== DATA ==
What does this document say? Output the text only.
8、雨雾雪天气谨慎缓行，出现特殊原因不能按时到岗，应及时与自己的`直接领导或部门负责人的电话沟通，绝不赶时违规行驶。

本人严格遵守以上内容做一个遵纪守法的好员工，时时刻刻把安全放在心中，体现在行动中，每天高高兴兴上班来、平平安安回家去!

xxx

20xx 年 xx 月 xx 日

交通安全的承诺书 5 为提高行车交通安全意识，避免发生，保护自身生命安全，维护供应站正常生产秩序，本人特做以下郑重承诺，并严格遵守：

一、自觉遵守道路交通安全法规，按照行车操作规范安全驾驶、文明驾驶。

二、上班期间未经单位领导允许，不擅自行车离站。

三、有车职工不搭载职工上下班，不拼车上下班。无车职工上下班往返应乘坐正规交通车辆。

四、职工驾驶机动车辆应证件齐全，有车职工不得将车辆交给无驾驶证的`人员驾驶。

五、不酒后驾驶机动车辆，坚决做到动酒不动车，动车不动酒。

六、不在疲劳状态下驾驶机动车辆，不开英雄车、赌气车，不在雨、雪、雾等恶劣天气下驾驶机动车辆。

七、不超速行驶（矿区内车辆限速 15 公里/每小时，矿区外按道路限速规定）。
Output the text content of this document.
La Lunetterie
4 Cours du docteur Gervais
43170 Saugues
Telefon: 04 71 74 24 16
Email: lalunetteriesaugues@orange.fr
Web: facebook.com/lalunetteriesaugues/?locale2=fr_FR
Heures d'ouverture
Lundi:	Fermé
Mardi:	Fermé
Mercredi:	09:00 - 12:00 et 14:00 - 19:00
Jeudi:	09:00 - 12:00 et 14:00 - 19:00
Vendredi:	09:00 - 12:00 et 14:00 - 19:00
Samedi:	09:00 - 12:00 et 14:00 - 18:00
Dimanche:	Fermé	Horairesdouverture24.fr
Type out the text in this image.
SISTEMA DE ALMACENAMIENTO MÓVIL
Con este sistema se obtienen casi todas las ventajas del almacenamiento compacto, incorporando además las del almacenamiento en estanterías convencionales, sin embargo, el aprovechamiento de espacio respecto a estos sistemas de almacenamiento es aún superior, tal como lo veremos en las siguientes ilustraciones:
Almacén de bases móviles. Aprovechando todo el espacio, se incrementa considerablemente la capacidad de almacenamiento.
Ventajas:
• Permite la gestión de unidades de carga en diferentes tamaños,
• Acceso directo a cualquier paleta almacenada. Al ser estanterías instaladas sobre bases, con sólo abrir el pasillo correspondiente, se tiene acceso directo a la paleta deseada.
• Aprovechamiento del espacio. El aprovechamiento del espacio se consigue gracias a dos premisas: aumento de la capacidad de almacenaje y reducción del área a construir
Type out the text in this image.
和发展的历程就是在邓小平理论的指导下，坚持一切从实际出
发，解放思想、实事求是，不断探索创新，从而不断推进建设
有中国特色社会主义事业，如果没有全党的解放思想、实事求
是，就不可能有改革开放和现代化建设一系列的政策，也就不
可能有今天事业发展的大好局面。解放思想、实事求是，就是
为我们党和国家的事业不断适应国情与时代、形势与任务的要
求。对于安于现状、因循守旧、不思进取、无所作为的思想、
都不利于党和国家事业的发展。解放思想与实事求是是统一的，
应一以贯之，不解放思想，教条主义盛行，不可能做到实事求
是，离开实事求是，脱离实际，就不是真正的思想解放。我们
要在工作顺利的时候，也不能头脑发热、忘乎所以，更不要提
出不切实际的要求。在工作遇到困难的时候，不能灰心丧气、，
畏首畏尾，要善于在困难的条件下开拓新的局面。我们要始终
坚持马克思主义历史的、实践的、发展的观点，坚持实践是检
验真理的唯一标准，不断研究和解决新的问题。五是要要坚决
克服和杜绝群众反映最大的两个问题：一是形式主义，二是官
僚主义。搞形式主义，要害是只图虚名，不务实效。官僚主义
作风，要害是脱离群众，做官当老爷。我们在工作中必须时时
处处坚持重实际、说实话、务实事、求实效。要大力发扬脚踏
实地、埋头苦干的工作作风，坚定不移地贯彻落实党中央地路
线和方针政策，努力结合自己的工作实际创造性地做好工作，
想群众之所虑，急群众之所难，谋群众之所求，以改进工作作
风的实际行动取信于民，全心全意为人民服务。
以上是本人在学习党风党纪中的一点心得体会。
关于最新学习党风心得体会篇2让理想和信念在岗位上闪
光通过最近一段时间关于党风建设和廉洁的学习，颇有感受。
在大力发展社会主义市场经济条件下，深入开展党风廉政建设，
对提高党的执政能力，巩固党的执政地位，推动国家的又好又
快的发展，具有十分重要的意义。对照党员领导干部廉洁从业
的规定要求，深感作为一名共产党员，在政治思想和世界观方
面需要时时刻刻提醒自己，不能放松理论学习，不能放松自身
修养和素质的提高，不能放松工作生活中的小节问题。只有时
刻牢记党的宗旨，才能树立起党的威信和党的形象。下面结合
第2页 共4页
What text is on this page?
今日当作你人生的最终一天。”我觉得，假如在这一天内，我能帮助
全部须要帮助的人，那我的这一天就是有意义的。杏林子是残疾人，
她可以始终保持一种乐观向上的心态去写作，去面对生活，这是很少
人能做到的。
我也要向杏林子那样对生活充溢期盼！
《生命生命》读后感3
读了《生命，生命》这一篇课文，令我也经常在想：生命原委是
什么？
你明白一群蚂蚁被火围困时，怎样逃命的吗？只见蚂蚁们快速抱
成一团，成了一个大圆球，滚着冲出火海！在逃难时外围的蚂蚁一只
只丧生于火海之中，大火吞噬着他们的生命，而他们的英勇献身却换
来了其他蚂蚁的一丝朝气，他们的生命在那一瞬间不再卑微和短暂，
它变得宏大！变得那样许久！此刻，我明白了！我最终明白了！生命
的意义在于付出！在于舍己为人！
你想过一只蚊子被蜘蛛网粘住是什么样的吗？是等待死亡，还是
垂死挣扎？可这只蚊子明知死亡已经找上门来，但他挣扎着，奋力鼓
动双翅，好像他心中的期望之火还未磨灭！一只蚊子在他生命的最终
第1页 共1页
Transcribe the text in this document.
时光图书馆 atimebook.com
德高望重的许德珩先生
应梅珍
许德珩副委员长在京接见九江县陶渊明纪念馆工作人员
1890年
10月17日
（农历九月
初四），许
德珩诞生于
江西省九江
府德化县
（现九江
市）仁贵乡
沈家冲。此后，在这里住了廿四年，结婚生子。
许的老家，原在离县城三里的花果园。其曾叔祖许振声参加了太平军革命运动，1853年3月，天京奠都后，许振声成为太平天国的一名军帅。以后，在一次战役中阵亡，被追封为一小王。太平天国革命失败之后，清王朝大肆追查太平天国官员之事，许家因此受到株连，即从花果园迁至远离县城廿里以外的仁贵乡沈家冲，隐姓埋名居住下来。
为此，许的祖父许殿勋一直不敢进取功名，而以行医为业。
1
===
### TO BE DONE
Each entry above is to be set down again in exactly the same words.

### ANSWER
What does this document say? Output the text only.
8、雨雾雪天气谨慎缓行，出现特殊原因不能按时到岗，应及时与自己的`直接领导或部门负责人的电话沟通，绝不赶时违规行驶。

本人严格遵守以上内容做一个遵纪守法的好员工，时时刻刻把安全放在心中，体现在行动中，每天高高兴兴上班来、平平安安回家去!

xxx

20xx 年 xx 月 xx 日

交通安全的承诺书 5 为提高行车交通安全意识，避免发生，保护自身生命安全，维护供应站正常生产秩序，本人特做以下郑重承诺，并严格遵守：

一、自觉遵守道路交通安全法规，按照行车操作规范安全驾驶、文明驾驶。

二、上班期间未经单位领导允许，不擅自行车离站。

三、有车职工不搭载职工上下班，不拼车上下班。无车职工上下班往返应乘坐正规交通车辆。

四、职工驾驶机动车辆应证件齐全，有车职工不得将车辆交给无驾驶证的`人员驾驶。

五、不酒后驾驶机动车辆，坚决做到动酒不动车，动车不动酒。

六、不在疲劳状态下驾驶机动车辆，不开英雄车、赌气车，不在雨、雪、雾等恶劣天气下驾驶机动车辆。

七、不超速行驶（矿区内车辆限速 15 公里/每小时，矿区外按道路限速规定）。
Output the text content of this document.
La Lunetterie
4 Cours du docteur Gervais
43170 Saugues
Telefon: 04 71 74 24 16
Email: lalunetteriesaugues@orange.fr
Web: facebook.com/lalunetteriesaugues/?locale2=fr_FR
Heures d'ouverture
Lundi:	Fermé
Mardi:	Fermé
Mercredi:	09:00 - 12:00 et 14:00 - 19:00
Jeudi:	09:00 - 12:00 et 14:00 - 19:00
Vendredi:	09:00 - 12:00 et 14:00 - 19:00
Samedi:	09:00 - 12:00 et 14:00 - 18:00
Dimanche:	Fermé	Horairesdouverture24.fr
Type out the text in this image.
SISTEMA DE ALMACENAMIENTO MÓVIL
Con este sistema se obtienen casi todas las ventajas del almacenamiento compacto, incorporando además las del almacenamiento en estanterías convencionales, sin embargo, el aprovechamiento de espacio respecto a estos sistemas de almacenamiento es aún superior, tal como lo veremos en las siguientes ilustraciones:
Almacén de bases móviles. Aprovechando todo el espacio, se incrementa considerablemente la capacidad de almacenamiento.
Ventajas:
• Permite la gestión de unidades de carga en diferentes tamaños,
• Acceso directo a cualquier paleta almacenada. Al ser estanterías instaladas sobre bases, con sólo abrir el pasillo correspondiente, se tiene acceso directo a la paleta deseada.
• Aprovechamiento del espacio. El aprovechamiento del espacio se consigue gracias a dos premisas: aumento de la capacidad de almacenaje y reducción del área a construir
Type out the text in this image.
和发展的历程就是在邓小平理论的指导下，坚持一切从实际出
发，解放思想、实事求是，不断探索创新，从而不断推进建设
有中国特色社会主义事业，如果没有全党的解放思想、实事求
是，就不可能有改革开放和现代化建设一系列的政策，也就不
可能有今天事业发展的大好局面。解放思想、实事求是，就是
为我们党和国家的事业不断适应国情与时代、形势与任务的要
求。对于安于现状、因循守旧、不思进取、无所作为的思想、
都不利于党和国家事业的发展。解放思想与实事求是是统一的，
应一以贯之，不解放思想，教条主义盛行，不可能做到实事求
是，离开实事求是，脱离实际，就不是真正的思想解放。我们
要在工作顺利的时候，也不能头脑发热、忘乎所以，更不要提
出不切实际的要求。在工作遇到困难的时候，不能灰心丧气、，
畏首畏尾，要善于在困难的条件下开拓新的局面。我们要始终
坚持马克思主义历史的、实践的、发展的观点，坚持实践是检
验真理的唯一标准，不断研究和解决新的问题。五是要要坚决
克服和杜绝群众反映最大的两个问题：一是形式主义，二是官
僚主义。搞形式主义，要害是只图虚名，不务实效。官僚主义
作风，要害是脱离群众，做官当老爷。我们在工作中必须时时
处处坚持重实际、说实话、务实事、求实效。要大力发扬脚踏
实地、埋头苦干的工作作风，坚定不移地贯彻落实党中央地路
线和方针政策，努力结合自己的工作实际创造性地做好工作，
想群众之所虑，急群众之所难，谋群众之所求，以改进工作作
风的实际行动取信于民，全心全意为人民服务。
以上是本人在学习党风党纪中的一点心得体会。
关于最新学习党风心得体会篇2让理想和信念在岗位上闪
光通过最近一段时间关于党风建设和廉洁的学习，颇有感受。
在大力发展社会主义市场经济条件下，深入开展党风廉政建设，
对提高党的执政能力，巩固党的执政地位，推动国家的又好又
快的发展，具有十分重要的意义。对照党员领导干部廉洁从业
的规定要求，深感作为一名共产党员，在政治思想和世界观方
面需要时时刻刻提醒自己，不能放松理论学习，不能放松自身
修养和素质的提高，不能放松工作生活中的小节问题。只有时
刻牢记党的宗旨，才能树立起党的威信和党的形象。下面结合
第2页 共4页
What text is on this page?
今日当作你人生的最终一天。”我觉得，假如在这一天内，我能帮助
全部须要帮助的人，那我的这一天就是有意义的。杏林子是残疾人，
她可以始终保持一种乐观向上的心态去写作，去面对生活，这是很少
人能做到的。
我也要向杏林子那样对生活充溢期盼！
《生命生命》读后感3
读了《生命，生命》这一篇课文，令我也经常在想：生命原委是
什么？
你明白一群蚂蚁被火围困时，怎样逃命的吗？只见蚂蚁们快速抱
成一团，成了一个大圆球，滚着冲出火海！在逃难时外围的蚂蚁一只
只丧生于火海之中，大火吞噬着他们的生命，而他们的英勇献身却换
来了其他蚂蚁的一丝朝气，他们的生命在那一瞬间不再卑微和短暂，
它变得宏大！变得那样许久！此刻，我明白了！我最终明白了！生命
的意义在于付出！在于舍己为人！
你想过一只蚊子被蜘蛛网粘住是什么样的吗？是等待死亡，还是
垂死挣扎？可这只蚊子明知死亡已经找上门来，但他挣扎着，奋力鼓
动双翅，好像他心中的期望之火还未磨灭！一只蚊子在他生命的最终
第1页 共1页
Transcribe the text in this document.
时光图书馆 atimebook.com
德高望重的许德珩先生
应梅珍
许德珩副委员长在京接见九江县陶渊明纪念馆工作人员
1890年
10月17日
（农历九月
初四），许
德珩诞生于
江西省九江
府德化县
（现九江
市）仁贵乡
沈家冲。此后，在这里住了廿四年，结婚生子。
许的老家，原在离县城三里的花果园。其曾叔祖许振声参加了太平军革命运动，1853年3月，天京奠都后，许振声成为太平天国的一名军帅。以后，在一次战役中阵亡，被追封为一小王。太平天国革命失败之后，清王朝大肆追查太平天国官员之事，许家因此受到株连，即从花果园迁至远离县城廿里以外的仁贵乡沈家冲，隐姓埋名居住下来。
为此，许的祖父许殿勋一直不敢进取功名，而以行医为业。
1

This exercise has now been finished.